WHAT IS ASKED:
Omit every picture and write out the rest of the records exactly.

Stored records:
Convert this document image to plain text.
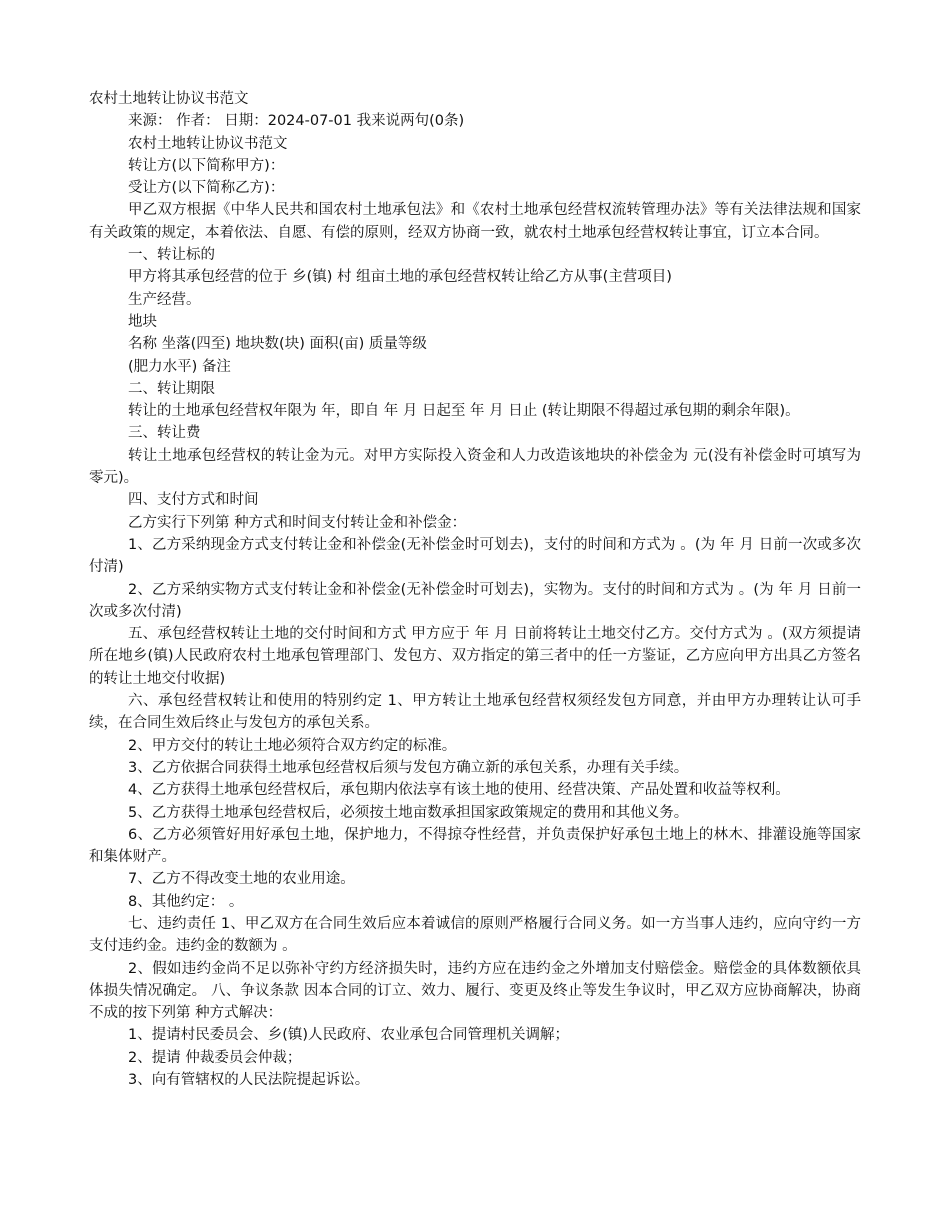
农村土地转让协议书范文
来源： 作者： 日期：2024-07-01 我来说两句(0条)
农村土地转让协议书范文
转让方(以下简称甲方)：
受让方(以下简称乙方)：
甲乙双方根据《中华人民共和国农村土地承包法》和《农村土地承包经营权流转管理办法》等有关法律法规和国家有关政策的规定，本着依法、自愿、有偿的原则，经双方协商一致，就农村土地承包经营权转让事宜，订立本合同。
一、转让标的
甲方将其承包经营的位于 乡(镇) 村 组亩土地的承包经营权转让给乙方从事(主营项目)
生产经营。
地块
名称 坐落(四至) 地块数(块) 面积(亩) 质量等级
(肥力水平) 备注
二、转让期限
转让的土地承包经营权年限为 年，即自 年 月 日起至 年 月 日止 (转让期限不得超过承包期的剩余年限)。
三、转让费
转让土地承包经营权的转让金为元。对甲方实际投入资金和人力改造该地块的补偿金为 元(没有补偿金时可填写为零元)。
四、支付方式和时间
乙方实行下列第 种方式和时间支付转让金和补偿金：
1、乙方采纳现金方式支付转让金和补偿金(无补偿金时可划去)，支付的时间和方式为 。(为 年 月 日前一次或多次付清)
2、乙方采纳实物方式支付转让金和补偿金(无补偿金时可划去)，实物为。支付的时间和方式为 。(为 年 月 日前一次或多次付清)
五、承包经营权转让土地的交付时间和方式 甲方应于 年 月 日前将转让土地交付乙方。交付方式为 。(双方须提请所在地乡(镇)人民政府农村土地承包管理部门、发包方、双方指定的第三者中的任一方鉴证，乙方应向甲方出具乙方签名的转让土地交付收据)
六、承包经营权转让和使用的特别约定 1、甲方转让土地承包经营权须经发包方同意，并由甲方办理转让认可手续，在合同生效后终止与发包方的承包关系。
2、甲方交付的转让土地必须符合双方约定的标准。
3、乙方依据合同获得土地承包经营权后须与发包方确立新的承包关系，办理有关手续。
4、乙方获得土地承包经营权后，承包期内依法享有该土地的使用、经营决策、产品处置和收益等权利。
5、乙方获得土地承包经营权后，必须按土地亩数承担国家政策规定的费用和其他义务。
6、乙方必须管好用好承包土地，保护地力，不得掠夺性经营，并负责保护好承包土地上的林木、排灌设施等国家和集体财产。
7、乙方不得改变土地的农业用途。
8、其他约定： 。
七、违约责任 1、甲乙双方在合同生效后应本着诚信的原则严格履行合同义务。如一方当事人违约，应向守约一方支付违约金。违约金的数额为 。
2、假如违约金尚不足以弥补守约方经济损失时，违约方应在违约金之外增加支付赔偿金。赔偿金的具体数额依具体损失情况确定。 八、争议条款 因本合同的订立、效力、履行、变更及终止等发生争议时，甲乙双方应协商解决，协商不成的按下列第 种方式解决：
1、提请村民委员会、乡(镇)人民政府、农业承包合同管理机关调解；
2、提请 仲裁委员会仲裁；
3、向有管辖权的人民法院提起诉讼。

SOLUTION TO THIS PROBLEM:
Convert this document image to plain text.
农村土地转让协议书范文
来源： 作者： 日期：2024-07-01 我来说两句(0条)
农村土地转让协议书范文
转让方(以下简称甲方)：
受让方(以下简称乙方)：
甲乙双方根据《中华人民共和国农村土地承包法》和《农村土地承包经营权流转管理办法》等有关法律法规和国家有关政策的规定，本着依法、自愿、有偿的原则，经双方协商一致，就农村土地承包经营权转让事宜，订立本合同。
一、转让标的
甲方将其承包经营的位于 乡(镇) 村 组亩土地的承包经营权转让给乙方从事(主营项目)
生产经营。
地块
名称 坐落(四至) 地块数(块) 面积(亩) 质量等级
(肥力水平) 备注
二、转让期限
转让的土地承包经营权年限为 年，即自 年 月 日起至 年 月 日止 (转让期限不得超过承包期的剩余年限)。
三、转让费
转让土地承包经营权的转让金为元。对甲方实际投入资金和人力改造该地块的补偿金为 元(没有补偿金时可填写为零元)。
四、支付方式和时间
乙方实行下列第 种方式和时间支付转让金和补偿金：
1、乙方采纳现金方式支付转让金和补偿金(无补偿金时可划去)，支付的时间和方式为 。(为 年 月 日前一次或多次付清)
2、乙方采纳实物方式支付转让金和补偿金(无补偿金时可划去)，实物为。支付的时间和方式为 。(为 年 月 日前一次或多次付清)
五、承包经营权转让土地的交付时间和方式 甲方应于 年 月 日前将转让土地交付乙方。交付方式为 。(双方须提请所在地乡(镇)人民政府农村土地承包管理部门、发包方、双方指定的第三者中的任一方鉴证，乙方应向甲方出具乙方签名的转让土地交付收据)
六、承包经营权转让和使用的特别约定 1、甲方转让土地承包经营权须经发包方同意，并由甲方办理转让认可手续，在合同生效后终止与发包方的承包关系。
2、甲方交付的转让土地必须符合双方约定的标准。
3、乙方依据合同获得土地承包经营权后须与发包方确立新的承包关系，办理有关手续。
4、乙方获得土地承包经营权后，承包期内依法享有该土地的使用、经营决策、产品处置和收益等权利。
5、乙方获得土地承包经营权后，必须按土地亩数承担国家政策规定的费用和其他义务。
6、乙方必须管好用好承包土地，保护地力，不得掠夺性经营，并负责保护好承包土地上的林木、排灌设施等国家和集体财产。
7、乙方不得改变土地的农业用途。
8、其他约定： 。
七、违约责任 1、甲乙双方在合同生效后应本着诚信的原则严格履行合同义务。如一方当事人违约，应向守约一方支付违约金。违约金的数额为 。
2、假如违约金尚不足以弥补守约方经济损失时，违约方应在违约金之外增加支付赔偿金。赔偿金的具体数额依具体损失情况确定。 八、争议条款 因本合同的订立、效力、履行、变更及终止等发生争议时，甲乙双方应协商解决，协商不成的按下列第 种方式解决：
1、提请村民委员会、乡(镇)人民政府、农业承包合同管理机关调解；
2、提请 仲裁委员会仲裁；
3、向有管辖权的人民法院提起诉讼。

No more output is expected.